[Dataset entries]

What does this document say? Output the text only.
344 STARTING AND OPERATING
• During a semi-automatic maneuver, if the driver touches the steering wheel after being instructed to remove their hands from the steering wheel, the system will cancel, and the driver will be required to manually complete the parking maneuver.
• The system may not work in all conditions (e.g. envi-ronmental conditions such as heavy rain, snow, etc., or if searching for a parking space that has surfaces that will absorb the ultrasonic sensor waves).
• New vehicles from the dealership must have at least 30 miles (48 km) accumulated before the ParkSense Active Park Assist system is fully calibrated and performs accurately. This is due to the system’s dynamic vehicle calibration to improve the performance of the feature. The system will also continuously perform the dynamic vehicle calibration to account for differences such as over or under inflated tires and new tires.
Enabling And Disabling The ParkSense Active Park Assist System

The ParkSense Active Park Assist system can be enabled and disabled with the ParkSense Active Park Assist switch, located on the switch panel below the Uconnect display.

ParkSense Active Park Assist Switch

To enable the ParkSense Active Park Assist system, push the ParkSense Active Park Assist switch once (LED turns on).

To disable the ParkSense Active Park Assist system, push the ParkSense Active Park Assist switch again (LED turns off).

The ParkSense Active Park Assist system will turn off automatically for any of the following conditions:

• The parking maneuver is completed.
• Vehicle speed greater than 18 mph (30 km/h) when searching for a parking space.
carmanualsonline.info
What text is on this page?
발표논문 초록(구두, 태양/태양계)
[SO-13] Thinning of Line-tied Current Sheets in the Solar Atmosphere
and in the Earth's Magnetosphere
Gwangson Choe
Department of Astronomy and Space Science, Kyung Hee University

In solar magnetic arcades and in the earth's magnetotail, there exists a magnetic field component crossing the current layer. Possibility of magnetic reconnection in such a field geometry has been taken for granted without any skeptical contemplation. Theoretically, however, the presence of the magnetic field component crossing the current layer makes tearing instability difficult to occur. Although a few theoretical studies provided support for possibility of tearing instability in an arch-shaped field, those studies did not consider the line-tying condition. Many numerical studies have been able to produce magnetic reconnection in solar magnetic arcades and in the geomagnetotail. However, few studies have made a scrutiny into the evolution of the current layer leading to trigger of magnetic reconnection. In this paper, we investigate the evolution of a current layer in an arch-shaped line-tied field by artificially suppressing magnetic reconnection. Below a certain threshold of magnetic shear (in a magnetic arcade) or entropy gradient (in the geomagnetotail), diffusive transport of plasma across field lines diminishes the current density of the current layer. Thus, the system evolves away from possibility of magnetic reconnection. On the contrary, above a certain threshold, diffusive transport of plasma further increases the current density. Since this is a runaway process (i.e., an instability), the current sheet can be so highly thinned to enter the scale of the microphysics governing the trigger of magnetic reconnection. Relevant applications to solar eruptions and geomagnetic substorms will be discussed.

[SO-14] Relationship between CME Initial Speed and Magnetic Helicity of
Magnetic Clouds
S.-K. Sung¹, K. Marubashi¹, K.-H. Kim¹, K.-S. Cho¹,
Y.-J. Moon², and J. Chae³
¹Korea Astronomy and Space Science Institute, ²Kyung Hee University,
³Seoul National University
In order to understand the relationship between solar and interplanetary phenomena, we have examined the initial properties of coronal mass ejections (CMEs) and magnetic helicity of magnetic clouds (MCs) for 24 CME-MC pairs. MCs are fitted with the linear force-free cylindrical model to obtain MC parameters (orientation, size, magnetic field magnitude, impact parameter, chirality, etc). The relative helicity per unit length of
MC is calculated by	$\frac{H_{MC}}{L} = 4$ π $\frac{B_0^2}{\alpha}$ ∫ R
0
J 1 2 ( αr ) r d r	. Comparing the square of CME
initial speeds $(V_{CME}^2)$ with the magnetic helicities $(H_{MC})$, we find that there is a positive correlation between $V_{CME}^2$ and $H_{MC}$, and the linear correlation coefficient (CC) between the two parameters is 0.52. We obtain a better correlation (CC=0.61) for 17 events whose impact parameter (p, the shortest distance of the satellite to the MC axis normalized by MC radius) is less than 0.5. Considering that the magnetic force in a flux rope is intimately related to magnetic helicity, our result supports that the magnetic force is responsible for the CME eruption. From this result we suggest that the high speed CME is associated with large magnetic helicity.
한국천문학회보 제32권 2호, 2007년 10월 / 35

Job - Every record above needs to be repeated word for word.

Full output -
What does this document say? Output the text only.
344 STARTING AND OPERATING
• During a semi-automatic maneuver, if the driver touches the steering wheel after being instructed to remove their hands from the steering wheel, the system will cancel, and the driver will be required to manually complete the parking maneuver.
• The system may not work in all conditions (e.g. envi-ronmental conditions such as heavy rain, snow, etc., or if searching for a parking space that has surfaces that will absorb the ultrasonic sensor waves).
• New vehicles from the dealership must have at least 30 miles (48 km) accumulated before the ParkSense Active Park Assist system is fully calibrated and performs accurately. This is due to the system’s dynamic vehicle calibration to improve the performance of the feature. The system will also continuously perform the dynamic vehicle calibration to account for differences such as over or under inflated tires and new tires.
Enabling And Disabling The ParkSense Active Park Assist System

The ParkSense Active Park Assist system can be enabled and disabled with the ParkSense Active Park Assist switch, located on the switch panel below the Uconnect display.

ParkSense Active Park Assist Switch

To enable the ParkSense Active Park Assist system, push the ParkSense Active Park Assist switch once (LED turns on).

To disable the ParkSense Active Park Assist system, push the ParkSense Active Park Assist switch again (LED turns off).

The ParkSense Active Park Assist system will turn off automatically for any of the following conditions:

• The parking maneuver is completed.
• Vehicle speed greater than 18 mph (30 km/h) when searching for a parking space.
carmanualsonline.info
What text is on this page?
발표논문 초록(구두, 태양/태양계)
[SO-13] Thinning of Line-tied Current Sheets in the Solar Atmosphere
and in the Earth's Magnetosphere
Gwangson Choe
Department of Astronomy and Space Science, Kyung Hee University

In solar magnetic arcades and in the earth's magnetotail, there exists a magnetic field component crossing the current layer. Possibility of magnetic reconnection in such a field geometry has been taken for granted without any skeptical contemplation. Theoretically, however, the presence of the magnetic field component crossing the current layer makes tearing instability difficult to occur. Although a few theoretical studies provided support for possibility of tearing instability in an arch-shaped field, those studies did not consider the line-tying condition. Many numerical studies have been able to produce magnetic reconnection in solar magnetic arcades and in the geomagnetotail. However, few studies have made a scrutiny into the evolution of the current layer leading to trigger of magnetic reconnection. In this paper, we investigate the evolution of a current layer in an arch-shaped line-tied field by artificially suppressing magnetic reconnection. Below a certain threshold of magnetic shear (in a magnetic arcade) or entropy gradient (in the geomagnetotail), diffusive transport of plasma across field lines diminishes the current density of the current layer. Thus, the system evolves away from possibility of magnetic reconnection. On the contrary, above a certain threshold, diffusive transport of plasma further increases the current density. Since this is a runaway process (i.e., an instability), the current sheet can be so highly thinned to enter the scale of the microphysics governing the trigger of magnetic reconnection. Relevant applications to solar eruptions and geomagnetic substorms will be discussed.

[SO-14] Relationship between CME Initial Speed and Magnetic Helicity of
Magnetic Clouds
S.-K. Sung¹, K. Marubashi¹, K.-H. Kim¹, K.-S. Cho¹,
Y.-J. Moon², and J. Chae³
¹Korea Astronomy and Space Science Institute, ²Kyung Hee University,
³Seoul National University
In order to understand the relationship between solar and interplanetary phenomena, we have examined the initial properties of coronal mass ejections (CMEs) and magnetic helicity of magnetic clouds (MCs) for 24 CME-MC pairs. MCs are fitted with the linear force-free cylindrical model to obtain MC parameters (orientation, size, magnetic field magnitude, impact parameter, chirality, etc). The relative helicity per unit length of
MC is calculated by	$\frac{H_{MC}}{L} = 4$ π $\frac{B_0^2}{\alpha}$ ∫ R
0
J 1 2 ( αr ) r d r	. Comparing the square of CME
initial speeds $(V_{CME}^2)$ with the magnetic helicities $(H_{MC})$, we find that there is a positive correlation between $V_{CME}^2$ and $H_{MC}$, and the linear correlation coefficient (CC) between the two parameters is 0.52. We obtain a better correlation (CC=0.61) for 17 events whose impact parameter (p, the shortest distance of the satellite to the MC axis normalized by MC radius) is less than 0.5. Considering that the magnetic force in a flux rope is intimately related to magnetic helicity, our result supports that the magnetic force is responsible for the CME eruption. From this result we suggest that the high speed CME is associated with large magnetic helicity.
한국천문학회보 제32권 2호, 2007년 10월 / 35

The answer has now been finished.